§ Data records
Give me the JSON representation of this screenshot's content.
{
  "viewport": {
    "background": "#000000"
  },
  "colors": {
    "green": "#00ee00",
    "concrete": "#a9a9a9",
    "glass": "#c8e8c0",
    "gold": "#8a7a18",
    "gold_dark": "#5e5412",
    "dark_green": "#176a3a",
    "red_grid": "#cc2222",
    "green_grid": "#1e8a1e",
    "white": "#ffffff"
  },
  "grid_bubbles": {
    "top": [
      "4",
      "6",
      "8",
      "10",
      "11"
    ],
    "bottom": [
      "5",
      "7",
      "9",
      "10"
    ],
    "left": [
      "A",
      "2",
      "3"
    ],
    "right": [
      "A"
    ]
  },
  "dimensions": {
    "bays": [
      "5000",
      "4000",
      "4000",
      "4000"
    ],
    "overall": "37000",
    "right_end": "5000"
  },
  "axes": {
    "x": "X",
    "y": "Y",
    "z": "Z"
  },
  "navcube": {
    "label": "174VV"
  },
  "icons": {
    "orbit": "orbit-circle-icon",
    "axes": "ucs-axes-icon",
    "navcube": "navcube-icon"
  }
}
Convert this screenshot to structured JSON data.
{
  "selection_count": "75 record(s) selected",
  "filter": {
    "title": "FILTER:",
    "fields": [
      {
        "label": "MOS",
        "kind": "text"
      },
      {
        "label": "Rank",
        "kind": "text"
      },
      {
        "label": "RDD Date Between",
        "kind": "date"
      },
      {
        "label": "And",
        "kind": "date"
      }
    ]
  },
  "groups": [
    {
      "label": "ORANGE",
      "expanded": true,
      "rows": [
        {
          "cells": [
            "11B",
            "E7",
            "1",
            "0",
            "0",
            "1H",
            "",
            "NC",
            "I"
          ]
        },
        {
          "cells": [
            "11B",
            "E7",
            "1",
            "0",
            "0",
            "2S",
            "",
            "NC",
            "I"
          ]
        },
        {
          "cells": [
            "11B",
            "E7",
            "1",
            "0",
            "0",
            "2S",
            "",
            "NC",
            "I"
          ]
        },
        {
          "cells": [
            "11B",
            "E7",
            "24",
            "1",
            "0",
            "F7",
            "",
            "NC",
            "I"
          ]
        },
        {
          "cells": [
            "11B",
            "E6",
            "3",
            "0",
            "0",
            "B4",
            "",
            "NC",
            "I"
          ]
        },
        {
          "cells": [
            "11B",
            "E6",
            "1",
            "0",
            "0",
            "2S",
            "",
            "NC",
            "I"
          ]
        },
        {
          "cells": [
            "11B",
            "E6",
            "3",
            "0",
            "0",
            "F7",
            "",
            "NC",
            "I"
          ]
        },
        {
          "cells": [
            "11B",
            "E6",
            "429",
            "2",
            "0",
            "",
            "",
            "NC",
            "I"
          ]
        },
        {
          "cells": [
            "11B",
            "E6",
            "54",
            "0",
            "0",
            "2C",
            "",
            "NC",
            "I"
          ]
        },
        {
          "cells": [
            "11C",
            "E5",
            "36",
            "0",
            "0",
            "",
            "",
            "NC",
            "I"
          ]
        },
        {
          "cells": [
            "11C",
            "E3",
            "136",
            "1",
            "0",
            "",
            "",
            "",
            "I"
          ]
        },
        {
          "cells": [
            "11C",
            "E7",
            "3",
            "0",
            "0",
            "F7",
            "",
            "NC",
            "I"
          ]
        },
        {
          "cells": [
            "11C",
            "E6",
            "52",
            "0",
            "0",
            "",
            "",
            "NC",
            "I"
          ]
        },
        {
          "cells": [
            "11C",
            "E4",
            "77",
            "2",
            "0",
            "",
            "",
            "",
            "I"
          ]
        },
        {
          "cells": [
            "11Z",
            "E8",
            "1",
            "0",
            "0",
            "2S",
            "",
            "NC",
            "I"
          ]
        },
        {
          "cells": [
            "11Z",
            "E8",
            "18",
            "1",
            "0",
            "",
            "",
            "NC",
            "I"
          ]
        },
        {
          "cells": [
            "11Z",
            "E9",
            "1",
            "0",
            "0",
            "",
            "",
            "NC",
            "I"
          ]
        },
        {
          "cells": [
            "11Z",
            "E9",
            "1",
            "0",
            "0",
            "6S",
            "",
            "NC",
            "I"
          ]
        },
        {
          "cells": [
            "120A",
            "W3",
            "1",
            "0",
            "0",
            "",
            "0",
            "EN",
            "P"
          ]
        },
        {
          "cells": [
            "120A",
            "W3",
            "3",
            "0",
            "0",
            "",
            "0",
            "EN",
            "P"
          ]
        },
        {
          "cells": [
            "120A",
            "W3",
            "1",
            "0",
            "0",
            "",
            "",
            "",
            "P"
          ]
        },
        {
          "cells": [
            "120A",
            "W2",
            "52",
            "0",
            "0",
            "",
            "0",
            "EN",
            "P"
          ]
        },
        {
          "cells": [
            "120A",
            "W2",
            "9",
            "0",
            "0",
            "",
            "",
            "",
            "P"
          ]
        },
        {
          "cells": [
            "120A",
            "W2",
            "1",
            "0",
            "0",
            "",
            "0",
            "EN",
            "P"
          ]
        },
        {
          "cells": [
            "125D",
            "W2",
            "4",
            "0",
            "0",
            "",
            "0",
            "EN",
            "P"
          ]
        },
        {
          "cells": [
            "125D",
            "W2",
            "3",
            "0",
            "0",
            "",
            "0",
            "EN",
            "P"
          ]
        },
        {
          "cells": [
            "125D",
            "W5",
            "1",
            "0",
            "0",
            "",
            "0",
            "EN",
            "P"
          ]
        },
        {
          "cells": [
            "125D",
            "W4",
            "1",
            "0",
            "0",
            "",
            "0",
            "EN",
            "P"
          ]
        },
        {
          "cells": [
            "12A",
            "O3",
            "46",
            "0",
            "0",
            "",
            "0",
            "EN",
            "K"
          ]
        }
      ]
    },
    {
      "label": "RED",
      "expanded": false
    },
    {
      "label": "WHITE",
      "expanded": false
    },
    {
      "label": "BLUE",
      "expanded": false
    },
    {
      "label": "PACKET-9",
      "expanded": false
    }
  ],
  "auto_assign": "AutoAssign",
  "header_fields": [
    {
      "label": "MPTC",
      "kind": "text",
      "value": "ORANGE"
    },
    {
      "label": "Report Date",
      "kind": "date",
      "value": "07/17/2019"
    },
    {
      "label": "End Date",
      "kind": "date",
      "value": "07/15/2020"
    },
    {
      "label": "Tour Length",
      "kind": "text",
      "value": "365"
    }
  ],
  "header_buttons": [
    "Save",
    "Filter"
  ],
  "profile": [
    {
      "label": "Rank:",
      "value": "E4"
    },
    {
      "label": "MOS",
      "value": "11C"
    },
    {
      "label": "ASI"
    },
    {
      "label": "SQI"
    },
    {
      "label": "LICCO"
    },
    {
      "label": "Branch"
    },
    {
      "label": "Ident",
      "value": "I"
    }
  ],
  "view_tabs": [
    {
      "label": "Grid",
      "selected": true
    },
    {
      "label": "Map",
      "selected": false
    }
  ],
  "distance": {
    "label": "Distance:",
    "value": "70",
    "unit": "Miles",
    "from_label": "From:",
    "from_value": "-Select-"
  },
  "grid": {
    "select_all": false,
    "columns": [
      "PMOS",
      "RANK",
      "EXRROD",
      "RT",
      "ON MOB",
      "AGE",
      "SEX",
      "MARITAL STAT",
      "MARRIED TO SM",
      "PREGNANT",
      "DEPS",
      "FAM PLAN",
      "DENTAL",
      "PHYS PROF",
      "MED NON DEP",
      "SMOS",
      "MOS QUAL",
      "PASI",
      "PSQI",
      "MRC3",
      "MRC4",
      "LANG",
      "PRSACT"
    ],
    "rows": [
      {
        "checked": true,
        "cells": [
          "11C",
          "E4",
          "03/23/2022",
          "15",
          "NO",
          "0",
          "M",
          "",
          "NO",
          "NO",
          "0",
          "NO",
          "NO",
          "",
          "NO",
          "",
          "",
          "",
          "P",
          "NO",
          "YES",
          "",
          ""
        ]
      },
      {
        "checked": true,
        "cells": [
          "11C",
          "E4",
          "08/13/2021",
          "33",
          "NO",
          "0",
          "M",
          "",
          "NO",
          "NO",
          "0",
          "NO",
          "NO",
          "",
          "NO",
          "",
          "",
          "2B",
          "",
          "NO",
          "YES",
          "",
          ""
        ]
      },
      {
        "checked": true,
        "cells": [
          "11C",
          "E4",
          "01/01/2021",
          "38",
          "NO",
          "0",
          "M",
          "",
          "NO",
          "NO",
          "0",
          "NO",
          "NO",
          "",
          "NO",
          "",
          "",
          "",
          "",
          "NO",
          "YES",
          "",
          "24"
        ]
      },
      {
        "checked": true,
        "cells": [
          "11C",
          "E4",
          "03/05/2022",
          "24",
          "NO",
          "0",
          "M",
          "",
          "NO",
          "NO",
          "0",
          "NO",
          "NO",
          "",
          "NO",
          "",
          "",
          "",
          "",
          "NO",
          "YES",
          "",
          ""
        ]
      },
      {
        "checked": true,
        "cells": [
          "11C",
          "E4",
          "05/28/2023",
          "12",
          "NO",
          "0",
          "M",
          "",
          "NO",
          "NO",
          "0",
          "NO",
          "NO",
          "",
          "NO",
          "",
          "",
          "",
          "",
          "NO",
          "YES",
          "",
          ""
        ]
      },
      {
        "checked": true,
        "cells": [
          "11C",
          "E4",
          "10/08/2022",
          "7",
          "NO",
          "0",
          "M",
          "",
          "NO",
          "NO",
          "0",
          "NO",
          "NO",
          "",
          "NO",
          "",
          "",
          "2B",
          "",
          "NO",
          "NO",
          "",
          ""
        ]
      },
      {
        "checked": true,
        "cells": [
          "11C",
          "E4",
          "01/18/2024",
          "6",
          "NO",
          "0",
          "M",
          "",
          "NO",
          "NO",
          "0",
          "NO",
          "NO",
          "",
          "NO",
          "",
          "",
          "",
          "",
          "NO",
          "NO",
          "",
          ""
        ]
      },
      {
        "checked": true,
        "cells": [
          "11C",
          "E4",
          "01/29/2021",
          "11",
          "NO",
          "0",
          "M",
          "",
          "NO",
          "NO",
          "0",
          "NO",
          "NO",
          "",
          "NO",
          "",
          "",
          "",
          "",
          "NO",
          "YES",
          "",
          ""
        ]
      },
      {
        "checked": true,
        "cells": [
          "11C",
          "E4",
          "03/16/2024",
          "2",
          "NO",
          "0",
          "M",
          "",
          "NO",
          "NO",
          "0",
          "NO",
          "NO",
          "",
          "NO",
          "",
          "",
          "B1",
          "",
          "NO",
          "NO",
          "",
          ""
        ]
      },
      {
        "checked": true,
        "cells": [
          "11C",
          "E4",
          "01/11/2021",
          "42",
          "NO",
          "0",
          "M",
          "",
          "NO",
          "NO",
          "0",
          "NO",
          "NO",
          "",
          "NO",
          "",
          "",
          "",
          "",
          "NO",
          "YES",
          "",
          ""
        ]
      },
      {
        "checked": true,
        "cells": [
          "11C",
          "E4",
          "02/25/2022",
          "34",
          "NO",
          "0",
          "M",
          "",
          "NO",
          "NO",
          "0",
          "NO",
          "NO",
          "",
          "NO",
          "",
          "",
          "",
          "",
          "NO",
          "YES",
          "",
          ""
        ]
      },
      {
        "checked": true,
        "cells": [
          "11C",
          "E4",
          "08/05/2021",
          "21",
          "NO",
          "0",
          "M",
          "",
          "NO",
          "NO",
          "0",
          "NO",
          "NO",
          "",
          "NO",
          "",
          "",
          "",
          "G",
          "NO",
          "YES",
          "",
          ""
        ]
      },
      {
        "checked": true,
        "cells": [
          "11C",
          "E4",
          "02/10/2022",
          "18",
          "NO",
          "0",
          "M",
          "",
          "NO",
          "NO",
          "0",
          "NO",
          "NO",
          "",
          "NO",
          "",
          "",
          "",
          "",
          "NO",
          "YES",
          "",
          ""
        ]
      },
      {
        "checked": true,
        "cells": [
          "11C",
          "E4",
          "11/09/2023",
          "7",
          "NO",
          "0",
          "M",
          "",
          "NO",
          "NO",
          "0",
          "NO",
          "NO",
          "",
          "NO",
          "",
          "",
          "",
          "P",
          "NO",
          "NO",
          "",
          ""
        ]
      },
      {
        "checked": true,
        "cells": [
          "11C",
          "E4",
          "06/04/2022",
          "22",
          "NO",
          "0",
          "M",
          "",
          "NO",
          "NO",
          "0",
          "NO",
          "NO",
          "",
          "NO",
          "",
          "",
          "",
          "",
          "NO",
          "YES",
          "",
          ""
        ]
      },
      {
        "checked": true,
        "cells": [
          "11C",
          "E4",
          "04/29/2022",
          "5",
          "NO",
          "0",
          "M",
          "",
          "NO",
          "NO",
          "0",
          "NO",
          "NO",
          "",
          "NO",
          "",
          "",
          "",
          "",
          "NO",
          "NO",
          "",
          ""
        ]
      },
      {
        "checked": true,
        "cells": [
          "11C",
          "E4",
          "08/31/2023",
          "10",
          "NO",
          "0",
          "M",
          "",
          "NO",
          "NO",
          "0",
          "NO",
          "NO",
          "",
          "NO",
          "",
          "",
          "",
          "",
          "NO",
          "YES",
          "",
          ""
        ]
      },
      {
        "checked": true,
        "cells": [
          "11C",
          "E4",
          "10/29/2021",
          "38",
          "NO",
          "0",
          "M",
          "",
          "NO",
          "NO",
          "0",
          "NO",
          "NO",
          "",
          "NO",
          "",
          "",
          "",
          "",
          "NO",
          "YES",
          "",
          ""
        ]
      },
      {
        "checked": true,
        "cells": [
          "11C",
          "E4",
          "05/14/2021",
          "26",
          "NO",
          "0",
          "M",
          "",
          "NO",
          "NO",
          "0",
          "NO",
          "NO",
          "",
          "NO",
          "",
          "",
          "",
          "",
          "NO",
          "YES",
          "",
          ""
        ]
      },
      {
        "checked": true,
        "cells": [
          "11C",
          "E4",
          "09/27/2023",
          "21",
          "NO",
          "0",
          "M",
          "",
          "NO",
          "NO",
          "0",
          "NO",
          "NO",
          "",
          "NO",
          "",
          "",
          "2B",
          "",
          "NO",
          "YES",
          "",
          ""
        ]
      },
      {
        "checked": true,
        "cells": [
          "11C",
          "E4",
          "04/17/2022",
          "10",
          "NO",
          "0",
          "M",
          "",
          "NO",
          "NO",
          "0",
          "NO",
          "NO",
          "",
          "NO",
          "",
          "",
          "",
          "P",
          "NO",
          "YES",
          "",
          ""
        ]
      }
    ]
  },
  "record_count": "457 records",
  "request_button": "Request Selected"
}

§ Request
Go through the listing above and pull out each line containing the word "this".

§ Task answer
Give me the JSON representation of this screenshot's content.
Convert this screenshot to structured JSON data.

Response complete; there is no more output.